• **Texto extraído**:
++++

05 de outubro, 2006 - 23h46 GMT (20h46 Brasília)
Autoridades brasileiras e bolivianas anunciaram nesta quinta-feira o adiamento de uma reunião para discutir a renegociação dos contratos da Petrobras na Bolívia, que estava prevista para o próximo dia 9 de outubro.
O adiamento foi divulgado por meio de um comunicado conjunto, que não especifica a nova data da reunião.
A nota assinada pelos ministros brasileiro Silas Rondeau (Minas e Energia) e boliviano Carlos Villegas (Hidrocarbonetos) diz apenas que eles esperam se encontrar "no mais breve prazo possível".
"A decisão visa a permitir que a YPFB e a Petrobras disponham do tempo necessário para avançar na avaliação das propostas técnicas bilaterais em andamento", explica o comunicado.
O encontro, que estava inicialmente previsto para setembro, já havia sido adiado para o dia 9 - uma semana depois do primeiro turno das eleições brasileiras.
Prorrogação
Na quarta-feira, o Movimento ao Socialismo (MAS), partido do presidente boliviano Evo Morales, apresentou ao Congresso uma proposta de prorrogação do prazo para a negociação de contratos entre o governo e as empresas petrolíferas estrangeiras que atuam no país, como a Petrobras.

++++

• **Extrato dos dados**:

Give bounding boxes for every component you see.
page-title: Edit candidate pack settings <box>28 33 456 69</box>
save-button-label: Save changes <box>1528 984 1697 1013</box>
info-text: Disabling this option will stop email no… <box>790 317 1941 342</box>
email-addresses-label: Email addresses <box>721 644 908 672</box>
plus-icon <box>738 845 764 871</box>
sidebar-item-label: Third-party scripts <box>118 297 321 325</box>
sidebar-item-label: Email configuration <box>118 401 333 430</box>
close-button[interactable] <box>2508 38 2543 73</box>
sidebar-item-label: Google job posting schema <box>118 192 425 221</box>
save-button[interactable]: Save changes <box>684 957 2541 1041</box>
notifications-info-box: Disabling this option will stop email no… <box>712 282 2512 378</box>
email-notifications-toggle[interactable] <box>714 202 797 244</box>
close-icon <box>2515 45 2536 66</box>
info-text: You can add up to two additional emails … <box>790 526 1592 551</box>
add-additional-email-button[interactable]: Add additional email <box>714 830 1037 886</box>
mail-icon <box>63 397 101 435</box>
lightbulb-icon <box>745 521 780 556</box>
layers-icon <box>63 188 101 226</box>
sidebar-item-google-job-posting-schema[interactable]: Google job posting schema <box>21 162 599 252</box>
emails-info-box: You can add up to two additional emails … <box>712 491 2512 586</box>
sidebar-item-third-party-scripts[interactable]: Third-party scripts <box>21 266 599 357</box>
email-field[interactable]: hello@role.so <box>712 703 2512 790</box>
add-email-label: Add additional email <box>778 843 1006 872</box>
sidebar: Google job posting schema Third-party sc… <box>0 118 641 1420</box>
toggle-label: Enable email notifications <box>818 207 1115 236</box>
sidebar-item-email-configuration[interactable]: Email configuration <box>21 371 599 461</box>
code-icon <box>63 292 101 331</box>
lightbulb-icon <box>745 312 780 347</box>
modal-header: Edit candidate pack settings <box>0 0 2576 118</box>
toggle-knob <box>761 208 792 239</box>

++++

• **O que fazer**: Substitua "comunicado" por "documento" ao transcrever o trecho da notícia começando em "O adiamento foi" e terminando em "das eleições brasileiras.".

• **Resposta ao exercício**:
O adiamento foi divulgado por meio de um documento conjunto, que não especifica a nova data da reunião.
A nota assinada pelos ministros brasileiro Silas Rondeau (Minas e Energia) e boliviano Carlos Villegas (Hidrocarbonetos) diz apenas que eles esperam se encontrar "no mais breve prazo possível".
"A decisão visa a permitir que a YPFB e a Petrobras disponham do tempo necessário para avançar na avaliação das propostas técnicas bilaterais em andamento", explica o documento.
O encontro, que estava inicialmente previsto para setembro, já havia sido adiado para o dia 9 - uma semana depois do primeiro turno das eleições brasileiras.